[Labeled box records]
begin
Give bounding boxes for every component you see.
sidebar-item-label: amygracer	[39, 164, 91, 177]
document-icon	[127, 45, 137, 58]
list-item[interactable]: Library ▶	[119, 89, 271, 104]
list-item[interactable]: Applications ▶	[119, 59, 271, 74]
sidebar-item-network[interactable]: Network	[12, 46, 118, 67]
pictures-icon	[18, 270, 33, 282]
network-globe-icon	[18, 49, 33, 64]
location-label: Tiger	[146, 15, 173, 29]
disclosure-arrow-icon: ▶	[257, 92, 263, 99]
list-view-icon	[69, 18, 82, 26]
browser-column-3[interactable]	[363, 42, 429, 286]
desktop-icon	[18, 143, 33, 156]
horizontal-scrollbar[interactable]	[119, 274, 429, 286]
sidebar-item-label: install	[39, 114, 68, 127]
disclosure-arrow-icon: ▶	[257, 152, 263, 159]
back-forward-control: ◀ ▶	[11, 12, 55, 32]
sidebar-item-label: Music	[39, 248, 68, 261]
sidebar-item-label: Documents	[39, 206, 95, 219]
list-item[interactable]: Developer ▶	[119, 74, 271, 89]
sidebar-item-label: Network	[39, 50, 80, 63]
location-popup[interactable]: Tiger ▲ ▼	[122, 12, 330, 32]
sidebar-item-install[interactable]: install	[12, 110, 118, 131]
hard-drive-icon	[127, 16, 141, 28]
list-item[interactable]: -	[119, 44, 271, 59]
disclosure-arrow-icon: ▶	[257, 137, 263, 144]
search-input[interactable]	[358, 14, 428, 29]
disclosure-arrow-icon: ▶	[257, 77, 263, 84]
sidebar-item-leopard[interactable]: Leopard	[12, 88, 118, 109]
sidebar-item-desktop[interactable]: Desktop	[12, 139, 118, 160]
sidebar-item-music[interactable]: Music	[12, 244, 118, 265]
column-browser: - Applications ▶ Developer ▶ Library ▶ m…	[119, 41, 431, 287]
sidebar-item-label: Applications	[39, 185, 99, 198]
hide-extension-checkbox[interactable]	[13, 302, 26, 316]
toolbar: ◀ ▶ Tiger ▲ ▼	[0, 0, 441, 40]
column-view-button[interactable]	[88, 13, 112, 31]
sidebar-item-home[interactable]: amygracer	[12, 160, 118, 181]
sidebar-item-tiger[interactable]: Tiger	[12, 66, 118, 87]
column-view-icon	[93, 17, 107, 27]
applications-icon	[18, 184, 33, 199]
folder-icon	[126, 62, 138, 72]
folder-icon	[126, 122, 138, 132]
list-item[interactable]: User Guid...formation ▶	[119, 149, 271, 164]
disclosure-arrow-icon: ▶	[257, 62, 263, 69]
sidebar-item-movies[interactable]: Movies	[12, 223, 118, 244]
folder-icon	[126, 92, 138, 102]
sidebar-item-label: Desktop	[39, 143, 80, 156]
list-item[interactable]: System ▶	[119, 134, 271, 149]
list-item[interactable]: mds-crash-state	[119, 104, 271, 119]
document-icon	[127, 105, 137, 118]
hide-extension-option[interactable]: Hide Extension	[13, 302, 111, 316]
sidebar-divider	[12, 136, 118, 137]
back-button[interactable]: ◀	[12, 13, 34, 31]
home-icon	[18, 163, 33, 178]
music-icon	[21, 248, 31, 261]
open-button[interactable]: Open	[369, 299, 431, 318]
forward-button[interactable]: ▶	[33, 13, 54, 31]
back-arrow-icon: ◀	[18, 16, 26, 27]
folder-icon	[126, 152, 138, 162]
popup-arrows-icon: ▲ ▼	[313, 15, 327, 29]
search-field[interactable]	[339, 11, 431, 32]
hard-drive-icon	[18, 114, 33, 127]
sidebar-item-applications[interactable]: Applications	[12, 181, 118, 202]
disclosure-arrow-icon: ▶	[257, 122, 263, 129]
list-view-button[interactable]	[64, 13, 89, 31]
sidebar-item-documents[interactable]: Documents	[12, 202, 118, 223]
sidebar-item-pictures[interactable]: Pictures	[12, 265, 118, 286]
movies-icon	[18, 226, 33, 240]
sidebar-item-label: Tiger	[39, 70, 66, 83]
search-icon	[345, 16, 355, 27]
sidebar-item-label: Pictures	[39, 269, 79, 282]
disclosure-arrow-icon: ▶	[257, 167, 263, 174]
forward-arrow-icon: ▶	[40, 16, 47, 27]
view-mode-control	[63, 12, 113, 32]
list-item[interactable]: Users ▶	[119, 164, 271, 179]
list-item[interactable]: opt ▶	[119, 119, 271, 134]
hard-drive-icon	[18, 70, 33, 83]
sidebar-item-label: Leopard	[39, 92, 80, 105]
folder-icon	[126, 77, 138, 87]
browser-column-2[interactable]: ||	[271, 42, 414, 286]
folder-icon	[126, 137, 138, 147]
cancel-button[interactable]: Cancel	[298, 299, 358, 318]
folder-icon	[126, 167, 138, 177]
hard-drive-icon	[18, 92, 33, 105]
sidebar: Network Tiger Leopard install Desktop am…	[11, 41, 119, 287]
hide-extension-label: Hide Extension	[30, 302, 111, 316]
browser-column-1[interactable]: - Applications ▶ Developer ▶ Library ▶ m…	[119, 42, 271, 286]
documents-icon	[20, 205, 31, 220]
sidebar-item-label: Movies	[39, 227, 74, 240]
end
WRITTEN INSTRUCTION:
Rewrite every row above, substituting "guest" for each "amygracer" and keeping everything else identical.

SOLVED EXERCISE:
Give bounding boxes for every component you see.
sidebar-item-label: guest	[39, 164, 91, 177]
document-icon	[127, 45, 137, 58]
list-item[interactable]: Library ▶	[119, 89, 271, 104]
list-item[interactable]: Applications ▶	[119, 59, 271, 74]
sidebar-item-network[interactable]: Network	[12, 46, 118, 67]
pictures-icon	[18, 270, 33, 282]
network-globe-icon	[18, 49, 33, 64]
location-label: Tiger	[146, 15, 173, 29]
disclosure-arrow-icon: ▶	[257, 92, 263, 99]
list-view-icon	[69, 18, 82, 26]
browser-column-3[interactable]	[363, 42, 429, 286]
desktop-icon	[18, 143, 33, 156]
horizontal-scrollbar[interactable]	[119, 274, 429, 286]
sidebar-item-label: install	[39, 114, 68, 127]
disclosure-arrow-icon: ▶	[257, 152, 263, 159]
back-forward-control: ◀ ▶	[11, 12, 55, 32]
sidebar-item-label: Music	[39, 248, 68, 261]
sidebar-item-label: Documents	[39, 206, 95, 219]
list-item[interactable]: Developer ▶	[119, 74, 271, 89]
sidebar-item-label: Network	[39, 50, 80, 63]
location-popup[interactable]: Tiger ▲ ▼	[122, 12, 330, 32]
sidebar-item-install[interactable]: install	[12, 110, 118, 131]
hard-drive-icon	[127, 16, 141, 28]
list-item[interactable]: -	[119, 44, 271, 59]
disclosure-arrow-icon: ▶	[257, 137, 263, 144]
search-input[interactable]	[358, 14, 428, 29]
disclosure-arrow-icon: ▶	[257, 77, 263, 84]
sidebar-item-leopard[interactable]: Leopard	[12, 88, 118, 109]
sidebar-item-desktop[interactable]: Desktop	[12, 139, 118, 160]
sidebar-item-music[interactable]: Music	[12, 244, 118, 265]
column-browser: - Applications ▶ Developer ▶ Library ▶ m…	[119, 41, 431, 287]
sidebar-item-label: Applications	[39, 185, 99, 198]
hide-extension-checkbox[interactable]	[13, 302, 26, 316]
toolbar: ◀ ▶ Tiger ▲ ▼	[0, 0, 441, 40]
column-view-button[interactable]	[88, 13, 112, 31]
sidebar-item-home[interactable]: guest	[12, 160, 118, 181]
sidebar-item-tiger[interactable]: Tiger	[12, 66, 118, 87]
column-view-icon	[93, 17, 107, 27]
applications-icon	[18, 184, 33, 199]
folder-icon	[126, 62, 138, 72]
folder-icon	[126, 122, 138, 132]
list-item[interactable]: User Guid...formation ▶	[119, 149, 271, 164]
disclosure-arrow-icon: ▶	[257, 62, 263, 69]
sidebar-item-movies[interactable]: Movies	[12, 223, 118, 244]
folder-icon	[126, 92, 138, 102]
sidebar-item-label: Desktop	[39, 143, 80, 156]
list-item[interactable]: System ▶	[119, 134, 271, 149]
list-item[interactable]: mds-crash-state	[119, 104, 271, 119]
document-icon	[127, 105, 137, 118]
hide-extension-option[interactable]: Hide Extension	[13, 302, 111, 316]
sidebar-divider	[12, 136, 118, 137]
back-button[interactable]: ◀	[12, 13, 34, 31]
home-icon	[18, 163, 33, 178]
music-icon	[21, 248, 31, 261]
open-button[interactable]: Open	[369, 299, 431, 318]
forward-button[interactable]: ▶	[33, 13, 54, 31]
back-arrow-icon: ◀	[18, 16, 26, 27]
folder-icon	[126, 152, 138, 162]
popup-arrows-icon: ▲ ▼	[313, 15, 327, 29]
search-field[interactable]	[339, 11, 431, 32]
hard-drive-icon	[18, 114, 33, 127]
sidebar-item-applications[interactable]: Applications	[12, 181, 118, 202]
disclosure-arrow-icon: ▶	[257, 122, 263, 129]
list-view-button[interactable]	[64, 13, 89, 31]
sidebar-item-documents[interactable]: Documents	[12, 202, 118, 223]
sidebar-item-pictures[interactable]: Pictures	[12, 265, 118, 286]
movies-icon	[18, 226, 33, 240]
sidebar-item-label: Tiger	[39, 70, 66, 83]
search-icon	[345, 16, 355, 27]
sidebar-item-label: Pictures	[39, 269, 79, 282]
disclosure-arrow-icon: ▶	[257, 167, 263, 174]
forward-arrow-icon: ▶	[40, 16, 47, 27]
view-mode-control	[63, 12, 113, 32]
list-item[interactable]: Users ▶	[119, 164, 271, 179]
list-item[interactable]: opt ▶	[119, 119, 271, 134]
hard-drive-icon	[18, 70, 33, 83]
sidebar-item-label: Leopard	[39, 92, 80, 105]
folder-icon	[126, 77, 138, 87]
browser-column-2[interactable]: ||	[271, 42, 414, 286]
folder-icon	[126, 137, 138, 147]
cancel-button[interactable]: Cancel	[298, 299, 358, 318]
folder-icon	[126, 167, 138, 177]
hard-drive-icon	[18, 92, 33, 105]
sidebar: Network Tiger Leopard install Desktop am…	[11, 41, 119, 287]
hide-extension-label: Hide Extension	[30, 302, 111, 316]
browser-column-1[interactable]: - Applications ▶ Developer ▶ Library ▶ m…	[119, 42, 271, 286]
documents-icon	[20, 205, 31, 220]
sidebar-item-label: Movies	[39, 227, 74, 240]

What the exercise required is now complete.